### Travail à faire
#1 Relevez, dans la dernière phrase de l'extrait, chacune des actions que l'on attend de Dieu lorsqu'on se sert de lui.
#2 D'après l'extrait, pour quelle raison le frère de l'homme furieux est-il en tort ?
#3 Recopiez le passage de l'extrait allant de « Voilà un homme » jusqu'à « partout la météo. ».

### Extrait à lire

+++

Jésus lui répondit :
« Qui m’a établi pour être votre juge ou pour faire vos partages ? »
Voilà un homme furieux : son frère s’est approprié la totalité de l’héritage de leurs parents. Il refuse de partager. Jésus comprend sans doute son sentiment de révolte, mais il est choqué par sa demande. Pour qui me prends-tu, semble-t-il lui dire ? Pour un messie à tout faire, qui va régler tous les problèmes, ou un « arbitre expert en tous les cas » comme le chat de la fable de La Fontaine ? La demande de cet homme ressemble à certaines prières adressées à Dieu pour qu’il intervienne directement dans tous les cas difficiles. Jésus dénonce toute instrumentalisation de Dieu. C’est le méconnaître que de se servir de lui pour qu’il règle tous les litiges, qu’il donne raison aux uns et tort aux autres, et même qu’il gère bien partout la météo.

+++

### Section des données
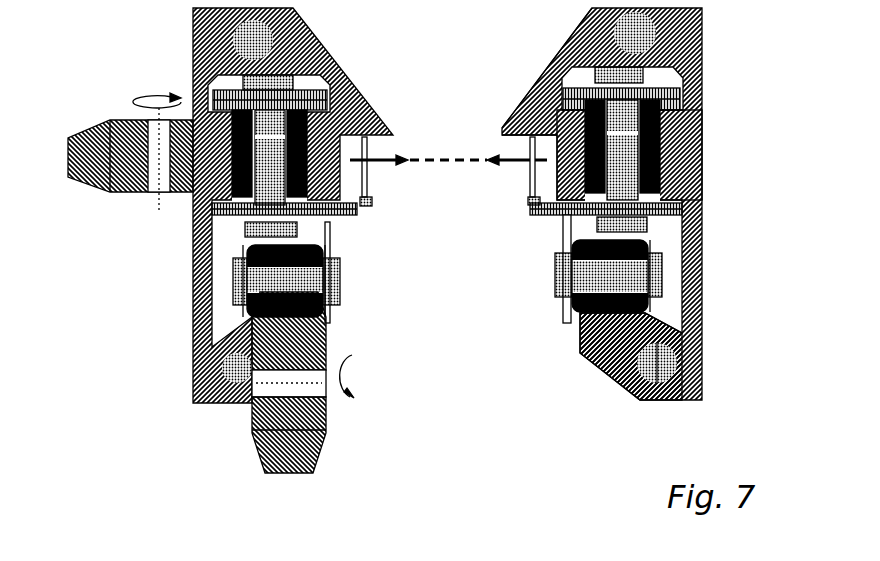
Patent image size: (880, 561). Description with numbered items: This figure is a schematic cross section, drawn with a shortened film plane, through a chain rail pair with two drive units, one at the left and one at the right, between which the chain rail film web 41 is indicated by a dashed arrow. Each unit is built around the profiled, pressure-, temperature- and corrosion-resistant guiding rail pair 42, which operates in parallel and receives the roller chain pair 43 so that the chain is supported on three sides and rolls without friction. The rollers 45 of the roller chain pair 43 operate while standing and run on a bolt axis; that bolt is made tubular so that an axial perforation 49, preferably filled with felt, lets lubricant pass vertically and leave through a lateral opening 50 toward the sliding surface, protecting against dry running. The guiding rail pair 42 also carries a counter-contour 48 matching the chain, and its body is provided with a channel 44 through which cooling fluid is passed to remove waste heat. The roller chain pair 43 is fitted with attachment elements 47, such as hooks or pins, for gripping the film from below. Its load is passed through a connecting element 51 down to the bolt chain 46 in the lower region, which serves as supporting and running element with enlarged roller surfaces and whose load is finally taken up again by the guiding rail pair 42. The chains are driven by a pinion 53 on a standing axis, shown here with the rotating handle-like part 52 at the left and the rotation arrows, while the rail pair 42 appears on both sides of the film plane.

+++

### Corrigé des exercices
#1
- régler tous les litiges
- donner raison aux uns et tort aux autres
- gérer bien partout la météo

#2 Il s'est approprié la totalité de l'héritage de leurs parents et refuse de partager.

#3
Voilà un homme furieux : son frère s’est approprié la totalité de l’héritage de leurs parents. Il refuse de partager. Jésus comprend sans doute son sentiment de révolte, mais il est choqué par sa demande. Pour qui me prends-tu, semble-t-il lui dire ? Pour un messie à tout faire, qui va régler tous les problèmes, ou un « arbitre expert en tous les cas » comme le chat de la fable de La Fontaine ? La demande de cet homme ressemble à certaines prières adressées à Dieu pour qu’il intervienne directement dans tous les cas difficiles. Jésus dénonce toute instrumentalisation de Dieu. C’est le méconnaître que de se servir de lui pour qu’il règle tous les litiges, qu’il donne raison aux uns et tort aux autres, et même qu’il gère bien partout la météo.